**YOUR GOAL**.
Repeat every line below exactly as it reads.

>> START DATA FOR PROCESSING

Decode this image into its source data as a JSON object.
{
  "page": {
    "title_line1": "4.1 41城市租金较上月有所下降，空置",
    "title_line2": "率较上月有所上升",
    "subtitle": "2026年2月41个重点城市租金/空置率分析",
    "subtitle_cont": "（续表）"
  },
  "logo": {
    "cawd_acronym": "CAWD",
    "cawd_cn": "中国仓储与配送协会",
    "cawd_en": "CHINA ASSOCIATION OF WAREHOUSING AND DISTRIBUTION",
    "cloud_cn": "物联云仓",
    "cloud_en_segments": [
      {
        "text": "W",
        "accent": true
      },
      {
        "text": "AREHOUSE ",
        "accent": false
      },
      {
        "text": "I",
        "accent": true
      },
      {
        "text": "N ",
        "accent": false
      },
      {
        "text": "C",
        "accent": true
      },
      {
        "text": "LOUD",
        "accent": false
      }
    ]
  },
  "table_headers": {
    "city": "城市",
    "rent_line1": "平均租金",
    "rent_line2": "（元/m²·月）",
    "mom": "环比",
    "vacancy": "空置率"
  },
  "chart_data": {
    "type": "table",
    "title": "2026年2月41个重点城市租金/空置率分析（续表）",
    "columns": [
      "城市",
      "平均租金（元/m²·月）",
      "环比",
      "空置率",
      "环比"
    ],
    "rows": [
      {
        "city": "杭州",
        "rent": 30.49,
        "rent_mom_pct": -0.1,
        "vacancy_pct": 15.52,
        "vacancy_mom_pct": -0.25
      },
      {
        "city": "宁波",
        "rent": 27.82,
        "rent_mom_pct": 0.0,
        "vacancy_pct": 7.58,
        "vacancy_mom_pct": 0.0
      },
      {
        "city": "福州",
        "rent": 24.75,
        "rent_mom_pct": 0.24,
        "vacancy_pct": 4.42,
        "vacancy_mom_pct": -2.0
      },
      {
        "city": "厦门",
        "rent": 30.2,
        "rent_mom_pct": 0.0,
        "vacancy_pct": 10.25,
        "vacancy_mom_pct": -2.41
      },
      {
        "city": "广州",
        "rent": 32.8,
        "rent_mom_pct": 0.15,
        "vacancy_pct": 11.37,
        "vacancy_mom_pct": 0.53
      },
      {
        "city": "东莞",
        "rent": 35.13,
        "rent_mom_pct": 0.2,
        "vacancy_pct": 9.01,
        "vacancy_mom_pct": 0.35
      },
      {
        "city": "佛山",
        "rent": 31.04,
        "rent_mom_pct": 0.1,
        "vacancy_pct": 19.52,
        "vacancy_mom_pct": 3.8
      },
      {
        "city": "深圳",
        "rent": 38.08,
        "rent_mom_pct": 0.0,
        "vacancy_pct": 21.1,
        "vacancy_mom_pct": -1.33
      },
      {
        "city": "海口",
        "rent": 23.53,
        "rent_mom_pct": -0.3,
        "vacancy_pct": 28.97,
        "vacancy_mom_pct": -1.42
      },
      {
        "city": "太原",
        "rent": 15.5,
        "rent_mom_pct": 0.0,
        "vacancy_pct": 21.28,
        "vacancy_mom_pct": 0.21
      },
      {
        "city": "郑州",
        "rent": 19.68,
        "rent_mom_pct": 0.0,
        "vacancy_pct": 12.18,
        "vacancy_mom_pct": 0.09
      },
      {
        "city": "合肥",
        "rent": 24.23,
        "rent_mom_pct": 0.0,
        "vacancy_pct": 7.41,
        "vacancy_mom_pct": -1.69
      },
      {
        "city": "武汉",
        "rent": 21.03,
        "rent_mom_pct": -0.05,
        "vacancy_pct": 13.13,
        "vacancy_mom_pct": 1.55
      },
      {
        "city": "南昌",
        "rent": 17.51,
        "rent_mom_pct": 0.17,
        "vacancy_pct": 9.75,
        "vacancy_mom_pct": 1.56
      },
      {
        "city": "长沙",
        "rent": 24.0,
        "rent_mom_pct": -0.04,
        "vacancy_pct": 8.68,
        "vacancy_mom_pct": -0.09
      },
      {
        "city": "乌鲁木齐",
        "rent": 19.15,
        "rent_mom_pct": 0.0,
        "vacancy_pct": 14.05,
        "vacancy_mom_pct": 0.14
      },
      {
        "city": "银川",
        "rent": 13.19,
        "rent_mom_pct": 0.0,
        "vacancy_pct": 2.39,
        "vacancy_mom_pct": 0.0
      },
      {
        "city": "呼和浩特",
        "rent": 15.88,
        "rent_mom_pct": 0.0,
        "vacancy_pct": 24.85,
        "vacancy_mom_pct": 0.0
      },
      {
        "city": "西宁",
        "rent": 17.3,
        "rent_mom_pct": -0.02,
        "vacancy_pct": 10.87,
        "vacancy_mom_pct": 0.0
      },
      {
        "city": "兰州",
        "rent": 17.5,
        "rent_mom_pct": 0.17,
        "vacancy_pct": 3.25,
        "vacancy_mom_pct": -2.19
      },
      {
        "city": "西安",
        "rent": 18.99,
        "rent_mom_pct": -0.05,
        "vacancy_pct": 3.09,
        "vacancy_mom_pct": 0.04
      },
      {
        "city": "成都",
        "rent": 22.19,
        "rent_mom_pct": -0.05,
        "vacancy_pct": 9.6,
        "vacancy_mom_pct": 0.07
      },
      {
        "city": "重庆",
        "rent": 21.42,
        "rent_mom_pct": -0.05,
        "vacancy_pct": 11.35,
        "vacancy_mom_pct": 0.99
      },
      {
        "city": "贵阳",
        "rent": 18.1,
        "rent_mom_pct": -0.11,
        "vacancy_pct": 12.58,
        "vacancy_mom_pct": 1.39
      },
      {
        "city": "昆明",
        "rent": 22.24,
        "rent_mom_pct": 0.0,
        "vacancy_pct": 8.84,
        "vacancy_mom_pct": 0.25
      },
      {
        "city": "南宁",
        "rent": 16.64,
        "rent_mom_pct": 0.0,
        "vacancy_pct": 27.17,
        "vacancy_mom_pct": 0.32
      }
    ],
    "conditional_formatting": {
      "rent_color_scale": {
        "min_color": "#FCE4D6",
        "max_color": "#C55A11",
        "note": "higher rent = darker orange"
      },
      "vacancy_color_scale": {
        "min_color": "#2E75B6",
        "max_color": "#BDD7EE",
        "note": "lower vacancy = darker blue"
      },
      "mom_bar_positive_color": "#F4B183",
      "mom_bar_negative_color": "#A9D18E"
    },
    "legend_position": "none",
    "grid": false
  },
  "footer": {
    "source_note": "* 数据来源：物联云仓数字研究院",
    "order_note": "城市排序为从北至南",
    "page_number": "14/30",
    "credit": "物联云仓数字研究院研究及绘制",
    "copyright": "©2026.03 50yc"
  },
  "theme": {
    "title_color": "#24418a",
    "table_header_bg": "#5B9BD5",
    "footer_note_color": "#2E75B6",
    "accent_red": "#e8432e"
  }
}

>> END DATA FOR PROCESSING

**ANSWER IN FULL**.
Decode this image into its source data as a JSON object.
{
  "page": {
    "title_line1": "4.1 41城市租金较上月有所下降，空置",
    "title_line2": "率较上月有所上升",
    "subtitle": "2026年2月41个重点城市租金/空置率分析",
    "subtitle_cont": "（续表）"
  },
  "logo": {
    "cawd_acronym": "CAWD",
    "cawd_cn": "中国仓储与配送协会",
    "cawd_en": "CHINA ASSOCIATION OF WAREHOUSING AND DISTRIBUTION",
    "cloud_cn": "物联云仓",
    "cloud_en_segments": [
      {
        "text": "W",
        "accent": true
      },
      {
        "text": "AREHOUSE ",
        "accent": false
      },
      {
        "text": "I",
        "accent": true
      },
      {
        "text": "N ",
        "accent": false
      },
      {
        "text": "C",
        "accent": true
      },
      {
        "text": "LOUD",
        "accent": false
      }
    ]
  },
  "table_headers": {
    "city": "城市",
    "rent_line1": "平均租金",
    "rent_line2": "（元/m²·月）",
    "mom": "环比",
    "vacancy": "空置率"
  },
  "chart_data": {
    "type": "table",
    "title": "2026年2月41个重点城市租金/空置率分析（续表）",
    "columns": [
      "城市",
      "平均租金（元/m²·月）",
      "环比",
      "空置率",
      "环比"
    ],
    "rows": [
      {
        "city": "杭州",
        "rent": 30.49,
        "rent_mom_pct": -0.1,
        "vacancy_pct": 15.52,
        "vacancy_mom_pct": -0.25
      },
      {
        "city": "宁波",
        "rent": 27.82,
        "rent_mom_pct": 0.0,
        "vacancy_pct": 7.58,
        "vacancy_mom_pct": 0.0
      },
      {
        "city": "福州",
        "rent": 24.75,
        "rent_mom_pct": 0.24,
        "vacancy_pct": 4.42,
        "vacancy_mom_pct": -2.0
      },
      {
        "city": "厦门",
        "rent": 30.2,
        "rent_mom_pct": 0.0,
        "vacancy_pct": 10.25,
        "vacancy_mom_pct": -2.41
      },
      {
        "city": "广州",
        "rent": 32.8,
        "rent_mom_pct": 0.15,
        "vacancy_pct": 11.37,
        "vacancy_mom_pct": 0.53
      },
      {
        "city": "东莞",
        "rent": 35.13,
        "rent_mom_pct": 0.2,
        "vacancy_pct": 9.01,
        "vacancy_mom_pct": 0.35
      },
      {
        "city": "佛山",
        "rent": 31.04,
        "rent_mom_pct": 0.1,
        "vacancy_pct": 19.52,
        "vacancy_mom_pct": 3.8
      },
      {
        "city": "深圳",
        "rent": 38.08,
        "rent_mom_pct": 0.0,
        "vacancy_pct": 21.1,
        "vacancy_mom_pct": -1.33
      },
      {
        "city": "海口",
        "rent": 23.53,
        "rent_mom_pct": -0.3,
        "vacancy_pct": 28.97,
        "vacancy_mom_pct": -1.42
      },
      {
        "city": "太原",
        "rent": 15.5,
        "rent_mom_pct": 0.0,
        "vacancy_pct": 21.28,
        "vacancy_mom_pct": 0.21
      },
      {
        "city": "郑州",
        "rent": 19.68,
        "rent_mom_pct": 0.0,
        "vacancy_pct": 12.18,
        "vacancy_mom_pct": 0.09
      },
      {
        "city": "合肥",
        "rent": 24.23,
        "rent_mom_pct": 0.0,
        "vacancy_pct": 7.41,
        "vacancy_mom_pct": -1.69
      },
      {
        "city": "武汉",
        "rent": 21.03,
        "rent_mom_pct": -0.05,
        "vacancy_pct": 13.13,
        "vacancy_mom_pct": 1.55
      },
      {
        "city": "南昌",
        "rent": 17.51,
        "rent_mom_pct": 0.17,
        "vacancy_pct": 9.75,
        "vacancy_mom_pct": 1.56
      },
      {
        "city": "长沙",
        "rent": 24.0,
        "rent_mom_pct": -0.04,
        "vacancy_pct": 8.68,
        "vacancy_mom_pct": -0.09
      },
      {
        "city": "乌鲁木齐",
        "rent": 19.15,
        "rent_mom_pct": 0.0,
        "vacancy_pct": 14.05,
        "vacancy_mom_pct": 0.14
      },
      {
        "city": "银川",
        "rent": 13.19,
        "rent_mom_pct": 0.0,
        "vacancy_pct": 2.39,
        "vacancy_mom_pct": 0.0
      },
      {
        "city": "呼和浩特",
        "rent": 15.88,
        "rent_mom_pct": 0.0,
        "vacancy_pct": 24.85,
        "vacancy_mom_pct": 0.0
      },
      {
        "city": "西宁",
        "rent": 17.3,
        "rent_mom_pct": -0.02,
        "vacancy_pct": 10.87,
        "vacancy_mom_pct": 0.0
      },
      {
        "city": "兰州",
        "rent": 17.5,
        "rent_mom_pct": 0.17,
        "vacancy_pct": 3.25,
        "vacancy_mom_pct": -2.19
      },
      {
        "city": "西安",
        "rent": 18.99,
        "rent_mom_pct": -0.05,
        "vacancy_pct": 3.09,
        "vacancy_mom_pct": 0.04
      },
      {
        "city": "成都",
        "rent": 22.19,
        "rent_mom_pct": -0.05,
        "vacancy_pct": 9.6,
        "vacancy_mom_pct": 0.07
      },
      {
        "city": "重庆",
        "rent": 21.42,
        "rent_mom_pct": -0.05,
        "vacancy_pct": 11.35,
        "vacancy_mom_pct": 0.99
      },
      {
        "city": "贵阳",
        "rent": 18.1,
        "rent_mom_pct": -0.11,
        "vacancy_pct": 12.58,
        "vacancy_mom_pct": 1.39
      },
      {
        "city": "昆明",
        "rent": 22.24,
        "rent_mom_pct": 0.0,
        "vacancy_pct": 8.84,
        "vacancy_mom_pct": 0.25
      },
      {
        "city": "南宁",
        "rent": 16.64,
        "rent_mom_pct": 0.0,
        "vacancy_pct": 27.17,
        "vacancy_mom_pct": 0.32
      }
    ],
    "conditional_formatting": {
      "rent_color_scale": {
        "min_color": "#FCE4D6",
        "max_color": "#C55A11",
        "note": "higher rent = darker orange"
      },
      "vacancy_color_scale": {
        "min_color": "#2E75B6",
        "max_color": "#BDD7EE",
        "note": "lower vacancy = darker blue"
      },
      "mom_bar_positive_color": "#F4B183",
      "mom_bar_negative_color": "#A9D18E"
    },
    "legend_position": "none",
    "grid": false
  },
  "footer": {
    "source_note": "* 数据来源：物联云仓数字研究院",
    "order_note": "城市排序为从北至南",
    "page_number": "14/30",
    "credit": "物联云仓数字研究院研究及绘制",
    "copyright": "©2026.03 50yc"
  },
  "theme": {
    "title_color": "#24418a",
    "table_header_bg": "#5B9BD5",
    "footer_note_color": "#2E75B6",
    "accent_red": "#e8432e"
  }
}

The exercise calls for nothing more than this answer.